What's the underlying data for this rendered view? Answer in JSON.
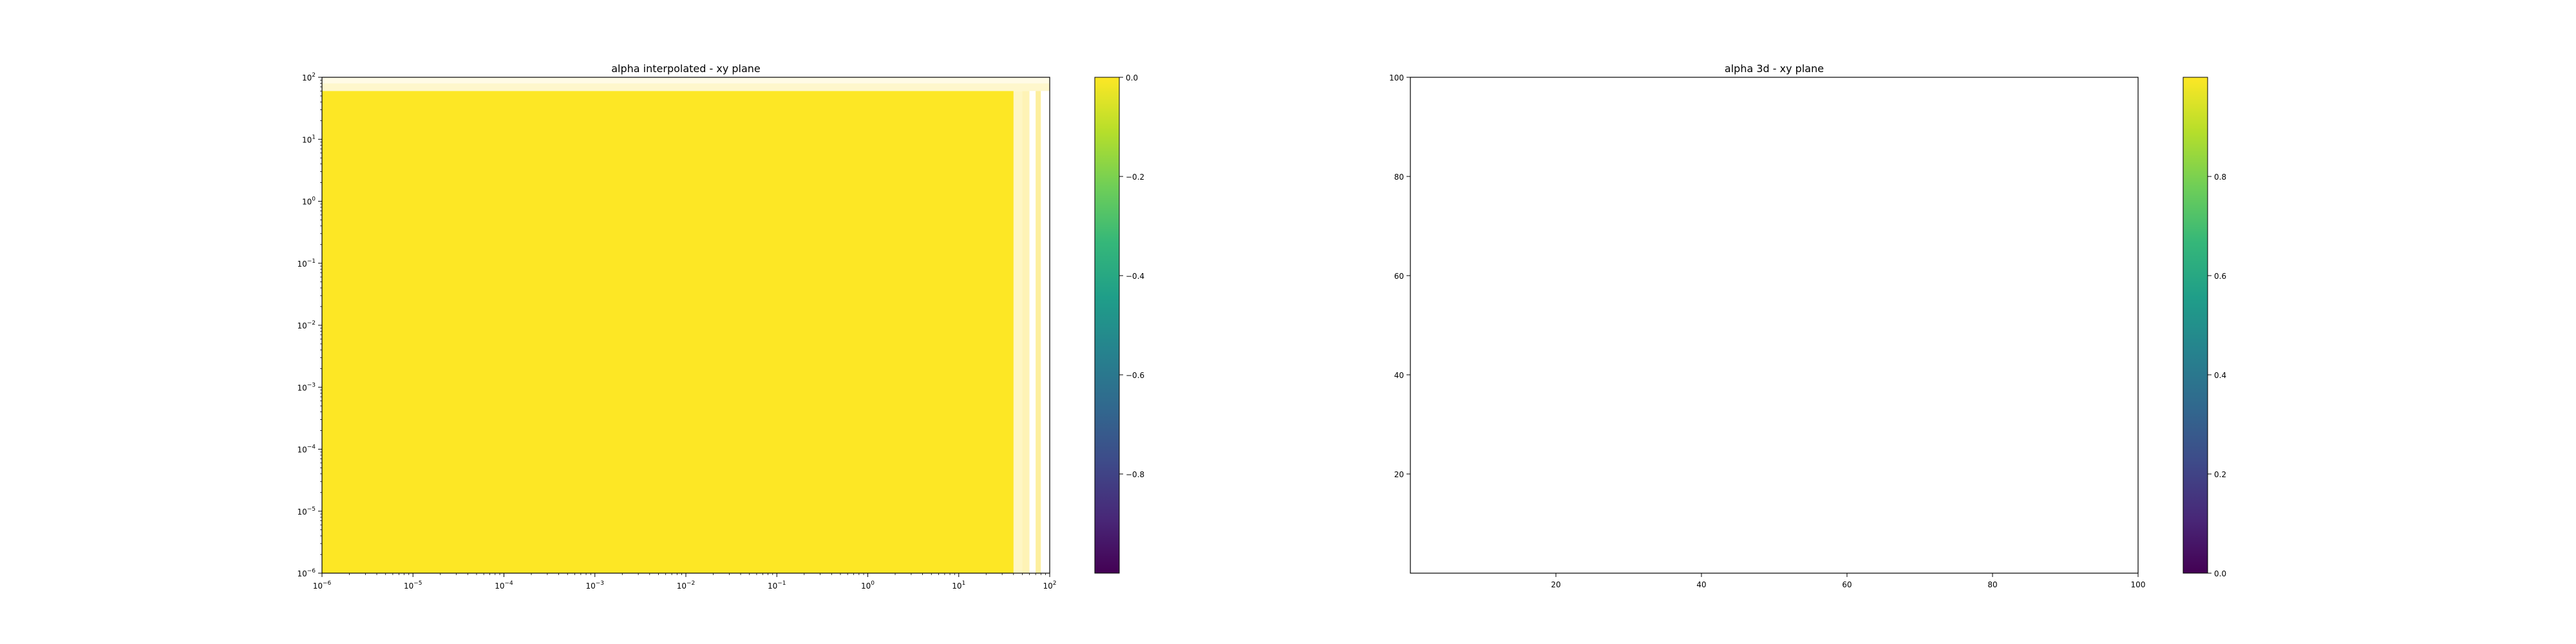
{
  "chart_data": [
    {
      "type": "heatmap",
      "title": "alpha interpolated - xy plane",
      "x_scale": "log",
      "y_scale": "log",
      "xlim": [
        1e-06,
        100
      ],
      "ylim": [
        1e-06,
        100
      ],
      "x_ticks": [
        {
          "base": "10",
          "exp": "−6"
        },
        {
          "base": "10",
          "exp": "−5"
        },
        {
          "base": "10",
          "exp": "−4"
        },
        {
          "base": "10",
          "exp": "−3"
        },
        {
          "base": "10",
          "exp": "−2"
        },
        {
          "base": "10",
          "exp": "−1"
        },
        {
          "base": "10",
          "exp": "0"
        },
        {
          "base": "10",
          "exp": "1"
        },
        {
          "base": "10",
          "exp": "2"
        }
      ],
      "y_ticks": [
        {
          "base": "10",
          "exp": "−6"
        },
        {
          "base": "10",
          "exp": "−5"
        },
        {
          "base": "10",
          "exp": "−4"
        },
        {
          "base": "10",
          "exp": "−3"
        },
        {
          "base": "10",
          "exp": "−2"
        },
        {
          "base": "10",
          "exp": "−1"
        },
        {
          "base": "10",
          "exp": "0"
        },
        {
          "base": "10",
          "exp": "1"
        },
        {
          "base": "10",
          "exp": "2"
        }
      ],
      "fill_value": 0.0,
      "fill_color": "#fde725",
      "fill_extent": {
        "x_max": 40,
        "y_max": 60
      },
      "edge_bands": [
        {
          "x_from": 40,
          "x_to": 50,
          "color": "#fef6c4"
        },
        {
          "x_from": 50,
          "x_to": 60,
          "color": "#fef3b6"
        },
        {
          "x_from": 60,
          "x_to": 70,
          "color": "#ffffff"
        },
        {
          "x_from": 70,
          "x_to": 80,
          "color": "#fdef9e"
        },
        {
          "x_from": 80,
          "x_to": 100,
          "color": "#ffffff"
        }
      ],
      "top_bands": [
        {
          "y_from": 60,
          "y_to": 80,
          "color": "#fef7cc"
        },
        {
          "y_from": 80,
          "y_to": 100,
          "color": "#fffbe6"
        }
      ],
      "colorbar": {
        "range": [
          -1.0,
          0.0
        ],
        "ticks": [
          {
            "value": 0.0,
            "label": "0.0"
          },
          {
            "value": -0.2,
            "label": "−0.2"
          },
          {
            "value": -0.4,
            "label": "−0.4"
          },
          {
            "value": -0.6,
            "label": "−0.6"
          },
          {
            "value": -0.8,
            "label": "−0.8"
          }
        ]
      }
    },
    {
      "type": "heatmap",
      "title": "alpha 3d - xy plane",
      "x_scale": "linear",
      "y_scale": "linear",
      "xlim": [
        0,
        100
      ],
      "ylim": [
        0,
        100
      ],
      "x_ticks": [
        "20",
        "40",
        "60",
        "80",
        "100"
      ],
      "x_tick_values": [
        20,
        40,
        60,
        80,
        100
      ],
      "y_ticks": [
        "20",
        "40",
        "60",
        "80",
        "100"
      ],
      "y_tick_values": [
        20,
        40,
        60,
        80,
        100
      ],
      "colorbar": {
        "range": [
          0.0,
          1.0
        ],
        "ticks": [
          {
            "value": 0.0,
            "label": "0.0"
          },
          {
            "value": 0.2,
            "label": "0.2"
          },
          {
            "value": 0.4,
            "label": "0.4"
          },
          {
            "value": 0.6,
            "label": "0.6"
          },
          {
            "value": 0.8,
            "label": "0.8"
          }
        ]
      }
    }
  ],
  "colormap_stops": [
    "#440154",
    "#482878",
    "#3e4a89",
    "#31688e",
    "#26828e",
    "#1f9e89",
    "#35b779",
    "#6ece58",
    "#b5de2b",
    "#fde725"
  ]
}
####################
== Goal of the exercise ==
Omit every picture, then repeat the remaining data exactly as it appears above.

== Response ==
What's the underlying data for this rendered view? Answer in JSON.
{
  "chart_data": [
    {
      "type": "heatmap",
      "title": "alpha interpolated - xy plane",
      "x_scale": "log",
      "y_scale": "log",
      "xlim": [
        1e-06,
        100
      ],
      "ylim": [
        1e-06,
        100
      ],
      "x_ticks": [
        {
          "base": "10",
          "exp": "−6"
        },
        {
          "base": "10",
          "exp": "−5"
        },
        {
          "base": "10",
          "exp": "−4"
        },
        {
          "base": "10",
          "exp": "−3"
        },
        {
          "base": "10",
          "exp": "−2"
        },
        {
          "base": "10",
          "exp": "−1"
        },
        {
          "base": "10",
          "exp": "0"
        },
        {
          "base": "10",
          "exp": "1"
        },
        {
          "base": "10",
          "exp": "2"
        }
      ],
      "y_ticks": [
        {
          "base": "10",
          "exp": "−6"
        },
        {
          "base": "10",
          "exp": "−5"
        },
        {
          "base": "10",
          "exp": "−4"
        },
        {
          "base": "10",
          "exp": "−3"
        },
        {
          "base": "10",
          "exp": "−2"
        },
        {
          "base": "10",
          "exp": "−1"
        },
        {
          "base": "10",
          "exp": "0"
        },
        {
          "base": "10",
          "exp": "1"
        },
        {
          "base": "10",
          "exp": "2"
        }
      ],
      "fill_value": 0.0,
      "fill_color": "#fde725",
      "fill_extent": {
        "x_max": 40,
        "y_max": 60
      },
      "edge_bands": [
        {
          "x_from": 40,
          "x_to": 50,
          "color": "#fef6c4"
        },
        {
          "x_from": 50,
          "x_to": 60,
          "color": "#fef3b6"
        },
        {
          "x_from": 60,
          "x_to": 70,
          "color": "#ffffff"
        },
        {
          "x_from": 70,
          "x_to": 80,
          "color": "#fdef9e"
        },
        {
          "x_from": 80,
          "x_to": 100,
          "color": "#ffffff"
        }
      ],
      "top_bands": [
        {
          "y_from": 60,
          "y_to": 80,
          "color": "#fef7cc"
        },
        {
          "y_from": 80,
          "y_to": 100,
          "color": "#fffbe6"
        }
      ],
      "colorbar": {
        "range": [
          -1.0,
          0.0
        ],
        "ticks": [
          {
            "value": 0.0,
            "label": "0.0"
          },
          {
            "value": -0.2,
            "label": "−0.2"
          },
          {
            "value": -0.4,
            "label": "−0.4"
          },
          {
            "value": -0.6,
            "label": "−0.6"
          },
          {
            "value": -0.8,
            "label": "−0.8"
          }
        ]
      }
    },
    {
      "type": "heatmap",
      "title": "alpha 3d - xy plane",
      "x_scale": "linear",
      "y_scale": "linear",
      "xlim": [
        0,
        100
      ],
      "ylim": [
        0,
        100
      ],
      "x_ticks": [
        "20",
        "40",
        "60",
        "80",
        "100"
      ],
      "x_tick_values": [
        20,
        40,
        60,
        80,
        100
      ],
      "y_ticks": [
        "20",
        "40",
        "60",
        "80",
        "100"
      ],
      "y_tick_values": [
        20,
        40,
        60,
        80,
        100
      ],
      "colorbar": {
        "range": [
          0.0,
          1.0
        ],
        "ticks": [
          {
            "value": 0.0,
            "label": "0.0"
          },
          {
            "value": 0.2,
            "label": "0.2"
          },
          {
            "value": 0.4,
            "label": "0.4"
          },
          {
            "value": 0.6,
            "label": "0.6"
          },
          {
            "value": 0.8,
            "label": "0.8"
          }
        ]
      }
    }
  ],
  "colormap_stops": [
    "#440154",
    "#482878",
    "#3e4a89",
    "#31688e",
    "#26828e",
    "#1f9e89",
    "#35b779",
    "#6ece58",
    "#b5de2b",
    "#fde725"
  ]
}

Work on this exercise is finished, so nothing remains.